• **Work required**:
Pick out the lines in the listing below that contain the word "Segment" and copy them.

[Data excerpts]
>>>
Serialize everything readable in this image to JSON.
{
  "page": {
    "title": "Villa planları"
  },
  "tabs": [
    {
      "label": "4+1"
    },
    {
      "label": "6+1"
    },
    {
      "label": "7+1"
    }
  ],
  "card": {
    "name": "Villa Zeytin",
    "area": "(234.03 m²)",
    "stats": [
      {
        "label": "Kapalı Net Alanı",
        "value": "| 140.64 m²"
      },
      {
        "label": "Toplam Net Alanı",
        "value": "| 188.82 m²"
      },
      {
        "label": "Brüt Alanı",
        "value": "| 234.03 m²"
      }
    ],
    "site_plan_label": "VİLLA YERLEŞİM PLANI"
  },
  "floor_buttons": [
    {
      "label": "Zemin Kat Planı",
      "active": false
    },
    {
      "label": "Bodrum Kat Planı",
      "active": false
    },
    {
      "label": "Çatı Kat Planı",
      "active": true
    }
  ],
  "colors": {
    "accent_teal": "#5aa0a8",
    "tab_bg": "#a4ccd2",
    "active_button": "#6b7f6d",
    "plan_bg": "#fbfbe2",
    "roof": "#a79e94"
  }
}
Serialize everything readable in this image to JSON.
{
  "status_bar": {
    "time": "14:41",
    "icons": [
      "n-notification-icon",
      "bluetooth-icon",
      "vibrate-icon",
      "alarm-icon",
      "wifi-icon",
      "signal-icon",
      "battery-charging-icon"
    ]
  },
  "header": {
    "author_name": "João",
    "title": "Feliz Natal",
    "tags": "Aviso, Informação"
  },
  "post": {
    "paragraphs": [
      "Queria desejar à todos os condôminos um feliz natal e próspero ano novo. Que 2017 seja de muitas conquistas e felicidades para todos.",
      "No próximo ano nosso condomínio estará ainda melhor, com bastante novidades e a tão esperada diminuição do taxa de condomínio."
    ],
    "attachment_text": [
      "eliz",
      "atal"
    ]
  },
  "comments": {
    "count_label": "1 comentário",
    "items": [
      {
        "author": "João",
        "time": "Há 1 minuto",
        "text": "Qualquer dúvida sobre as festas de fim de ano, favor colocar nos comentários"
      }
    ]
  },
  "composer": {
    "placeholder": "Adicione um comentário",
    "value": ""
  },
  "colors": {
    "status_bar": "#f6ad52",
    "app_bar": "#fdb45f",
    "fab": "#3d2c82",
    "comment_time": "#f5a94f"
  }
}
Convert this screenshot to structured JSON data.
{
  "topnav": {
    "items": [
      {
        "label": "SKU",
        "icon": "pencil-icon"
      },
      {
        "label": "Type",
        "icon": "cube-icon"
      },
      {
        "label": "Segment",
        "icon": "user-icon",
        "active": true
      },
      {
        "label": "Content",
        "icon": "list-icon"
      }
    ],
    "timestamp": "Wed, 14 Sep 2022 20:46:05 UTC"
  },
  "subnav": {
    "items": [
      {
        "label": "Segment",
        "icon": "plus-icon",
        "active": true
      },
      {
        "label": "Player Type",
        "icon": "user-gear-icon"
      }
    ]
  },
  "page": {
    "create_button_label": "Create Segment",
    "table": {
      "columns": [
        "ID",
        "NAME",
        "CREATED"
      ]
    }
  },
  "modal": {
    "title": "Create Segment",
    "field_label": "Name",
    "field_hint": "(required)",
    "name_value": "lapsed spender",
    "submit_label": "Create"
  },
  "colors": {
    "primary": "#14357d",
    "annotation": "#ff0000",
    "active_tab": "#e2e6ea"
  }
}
<<<
• **Reply to the exercise**:
        "label": "Segment",
        "label": "Segment",
    "create_button_label": "Create Segment",
    "title": "Create Segment",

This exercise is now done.